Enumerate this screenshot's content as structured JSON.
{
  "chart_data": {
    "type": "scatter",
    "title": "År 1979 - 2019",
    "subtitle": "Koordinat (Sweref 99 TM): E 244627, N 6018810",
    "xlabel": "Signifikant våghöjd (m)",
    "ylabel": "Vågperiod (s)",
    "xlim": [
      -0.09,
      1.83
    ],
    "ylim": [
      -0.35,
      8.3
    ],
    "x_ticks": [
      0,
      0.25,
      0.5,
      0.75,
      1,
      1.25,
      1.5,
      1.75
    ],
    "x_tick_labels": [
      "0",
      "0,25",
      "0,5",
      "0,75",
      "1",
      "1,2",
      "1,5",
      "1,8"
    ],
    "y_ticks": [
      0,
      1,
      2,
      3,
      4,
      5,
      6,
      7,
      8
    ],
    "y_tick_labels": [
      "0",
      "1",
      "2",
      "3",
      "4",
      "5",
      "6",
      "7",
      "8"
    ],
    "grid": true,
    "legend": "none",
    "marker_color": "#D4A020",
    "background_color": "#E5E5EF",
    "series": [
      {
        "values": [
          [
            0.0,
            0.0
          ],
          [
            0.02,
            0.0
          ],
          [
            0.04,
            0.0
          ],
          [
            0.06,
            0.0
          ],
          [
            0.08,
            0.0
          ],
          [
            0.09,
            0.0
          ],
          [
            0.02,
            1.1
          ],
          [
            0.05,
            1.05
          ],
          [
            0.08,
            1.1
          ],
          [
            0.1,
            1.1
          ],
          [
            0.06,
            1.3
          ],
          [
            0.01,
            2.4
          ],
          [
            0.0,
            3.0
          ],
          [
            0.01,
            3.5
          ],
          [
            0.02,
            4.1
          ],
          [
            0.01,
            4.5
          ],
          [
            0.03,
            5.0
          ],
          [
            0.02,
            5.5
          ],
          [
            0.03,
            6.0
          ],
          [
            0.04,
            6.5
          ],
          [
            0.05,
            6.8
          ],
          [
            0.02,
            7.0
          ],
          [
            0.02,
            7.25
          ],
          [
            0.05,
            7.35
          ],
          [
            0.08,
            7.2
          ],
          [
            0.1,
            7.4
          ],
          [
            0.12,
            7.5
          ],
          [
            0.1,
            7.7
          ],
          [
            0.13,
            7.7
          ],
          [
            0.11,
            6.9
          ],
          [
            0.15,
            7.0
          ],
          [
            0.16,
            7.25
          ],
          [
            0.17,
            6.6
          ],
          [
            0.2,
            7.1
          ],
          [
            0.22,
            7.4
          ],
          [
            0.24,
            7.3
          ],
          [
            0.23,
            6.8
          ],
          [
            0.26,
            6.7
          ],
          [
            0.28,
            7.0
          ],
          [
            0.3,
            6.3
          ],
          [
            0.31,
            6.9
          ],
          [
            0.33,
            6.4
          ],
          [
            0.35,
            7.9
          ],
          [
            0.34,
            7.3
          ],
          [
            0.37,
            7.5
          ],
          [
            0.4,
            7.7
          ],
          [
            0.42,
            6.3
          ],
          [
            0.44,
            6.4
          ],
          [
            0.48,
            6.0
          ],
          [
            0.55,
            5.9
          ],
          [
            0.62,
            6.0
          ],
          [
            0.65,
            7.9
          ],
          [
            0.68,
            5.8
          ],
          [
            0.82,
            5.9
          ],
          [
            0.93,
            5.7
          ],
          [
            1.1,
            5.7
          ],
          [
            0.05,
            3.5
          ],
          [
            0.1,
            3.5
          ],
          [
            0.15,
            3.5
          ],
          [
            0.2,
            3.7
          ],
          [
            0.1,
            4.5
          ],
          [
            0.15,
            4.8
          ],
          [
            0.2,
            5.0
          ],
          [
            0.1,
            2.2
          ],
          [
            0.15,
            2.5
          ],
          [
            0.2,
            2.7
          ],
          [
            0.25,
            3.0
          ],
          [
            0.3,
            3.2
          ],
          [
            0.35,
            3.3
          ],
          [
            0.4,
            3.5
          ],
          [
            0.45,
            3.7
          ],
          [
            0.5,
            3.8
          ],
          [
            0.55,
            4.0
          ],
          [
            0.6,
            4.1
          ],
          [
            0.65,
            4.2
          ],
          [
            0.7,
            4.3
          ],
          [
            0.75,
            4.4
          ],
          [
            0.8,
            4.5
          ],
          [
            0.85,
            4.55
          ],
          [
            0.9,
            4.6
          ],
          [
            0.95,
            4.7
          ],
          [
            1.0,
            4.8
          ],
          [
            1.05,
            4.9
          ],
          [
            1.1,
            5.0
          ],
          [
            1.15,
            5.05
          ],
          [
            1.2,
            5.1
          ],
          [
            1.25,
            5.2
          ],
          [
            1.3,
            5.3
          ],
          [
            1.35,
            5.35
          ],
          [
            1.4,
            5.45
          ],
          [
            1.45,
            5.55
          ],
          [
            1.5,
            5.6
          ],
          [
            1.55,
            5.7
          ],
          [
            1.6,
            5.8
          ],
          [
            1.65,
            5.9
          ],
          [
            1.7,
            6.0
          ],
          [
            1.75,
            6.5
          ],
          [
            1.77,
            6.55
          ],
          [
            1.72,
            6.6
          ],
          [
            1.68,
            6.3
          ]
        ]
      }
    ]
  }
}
◆ ◆ ◆ ◆
Reproduce the full listing exactly.

* [The answer]
Enumerate this screenshot's content as structured JSON.
{
  "chart_data": {
    "type": "scatter",
    "title": "År 1979 - 2019",
    "subtitle": "Koordinat (Sweref 99 TM): E 244627, N 6018810",
    "xlabel": "Signifikant våghöjd (m)",
    "ylabel": "Vågperiod (s)",
    "xlim": [
      -0.09,
      1.83
    ],
    "ylim": [
      -0.35,
      8.3
    ],
    "x_ticks": [
      0,
      0.25,
      0.5,
      0.75,
      1,
      1.25,
      1.5,
      1.75
    ],
    "x_tick_labels": [
      "0",
      "0,25",
      "0,5",
      "0,75",
      "1",
      "1,2",
      "1,5",
      "1,8"
    ],
    "y_ticks": [
      0,
      1,
      2,
      3,
      4,
      5,
      6,
      7,
      8
    ],
    "y_tick_labels": [
      "0",
      "1",
      "2",
      "3",
      "4",
      "5",
      "6",
      "7",
      "8"
    ],
    "grid": true,
    "legend": "none",
    "marker_color": "#D4A020",
    "background_color": "#E5E5EF",
    "series": [
      {
        "values": [
          [
            0.0,
            0.0
          ],
          [
            0.02,
            0.0
          ],
          [
            0.04,
            0.0
          ],
          [
            0.06,
            0.0
          ],
          [
            0.08,
            0.0
          ],
          [
            0.09,
            0.0
          ],
          [
            0.02,
            1.1
          ],
          [
            0.05,
            1.05
          ],
          [
            0.08,
            1.1
          ],
          [
            0.1,
            1.1
          ],
          [
            0.06,
            1.3
          ],
          [
            0.01,
            2.4
          ],
          [
            0.0,
            3.0
          ],
          [
            0.01,
            3.5
          ],
          [
            0.02,
            4.1
          ],
          [
            0.01,
            4.5
          ],
          [
            0.03,
            5.0
          ],
          [
            0.02,
            5.5
          ],
          [
            0.03,
            6.0
          ],
          [
            0.04,
            6.5
          ],
          [
            0.05,
            6.8
          ],
          [
            0.02,
            7.0
          ],
          [
            0.02,
            7.25
          ],
          [
            0.05,
            7.35
          ],
          [
            0.08,
            7.2
          ],
          [
            0.1,
            7.4
          ],
          [
            0.12,
            7.5
          ],
          [
            0.1,
            7.7
          ],
          [
            0.13,
            7.7
          ],
          [
            0.11,
            6.9
          ],
          [
            0.15,
            7.0
          ],
          [
            0.16,
            7.25
          ],
          [
            0.17,
            6.6
          ],
          [
            0.2,
            7.1
          ],
          [
            0.22,
            7.4
          ],
          [
            0.24,
            7.3
          ],
          [
            0.23,
            6.8
          ],
          [
            0.26,
            6.7
          ],
          [
            0.28,
            7.0
          ],
          [
            0.3,
            6.3
          ],
          [
            0.31,
            6.9
          ],
          [
            0.33,
            6.4
          ],
          [
            0.35,
            7.9
          ],
          [
            0.34,
            7.3
          ],
          [
            0.37,
            7.5
          ],
          [
            0.4,
            7.7
          ],
          [
            0.42,
            6.3
          ],
          [
            0.44,
            6.4
          ],
          [
            0.48,
            6.0
          ],
          [
            0.55,
            5.9
          ],
          [
            0.62,
            6.0
          ],
          [
            0.65,
            7.9
          ],
          [
            0.68,
            5.8
          ],
          [
            0.82,
            5.9
          ],
          [
            0.93,
            5.7
          ],
          [
            1.1,
            5.7
          ],
          [
            0.05,
            3.5
          ],
          [
            0.1,
            3.5
          ],
          [
            0.15,
            3.5
          ],
          [
            0.2,
            3.7
          ],
          [
            0.1,
            4.5
          ],
          [
            0.15,
            4.8
          ],
          [
            0.2,
            5.0
          ],
          [
            0.1,
            2.2
          ],
          [
            0.15,
            2.5
          ],
          [
            0.2,
            2.7
          ],
          [
            0.25,
            3.0
          ],
          [
            0.3,
            3.2
          ],
          [
            0.35,
            3.3
          ],
          [
            0.4,
            3.5
          ],
          [
            0.45,
            3.7
          ],
          [
            0.5,
            3.8
          ],
          [
            0.55,
            4.0
          ],
          [
            0.6,
            4.1
          ],
          [
            0.65,
            4.2
          ],
          [
            0.7,
            4.3
          ],
          [
            0.75,
            4.4
          ],
          [
            0.8,
            4.5
          ],
          [
            0.85,
            4.55
          ],
          [
            0.9,
            4.6
          ],
          [
            0.95,
            4.7
          ],
          [
            1.0,
            4.8
          ],
          [
            1.05,
            4.9
          ],
          [
            1.1,
            5.0
          ],
          [
            1.15,
            5.05
          ],
          [
            1.2,
            5.1
          ],
          [
            1.25,
            5.2
          ],
          [
            1.3,
            5.3
          ],
          [
            1.35,
            5.35
          ],
          [
            1.4,
            5.45
          ],
          [
            1.45,
            5.55
          ],
          [
            1.5,
            5.6
          ],
          [
            1.55,
            5.7
          ],
          [
            1.6,
            5.8
          ],
          [
            1.65,
            5.9
          ],
          [
            1.7,
            6.0
          ],
          [
            1.75,
            6.5
          ],
          [
            1.77,
            6.55
          ],
          [
            1.72,
            6.6
          ],
          [
            1.68,
            6.3
          ]
        ]
      }
    ]
  }
}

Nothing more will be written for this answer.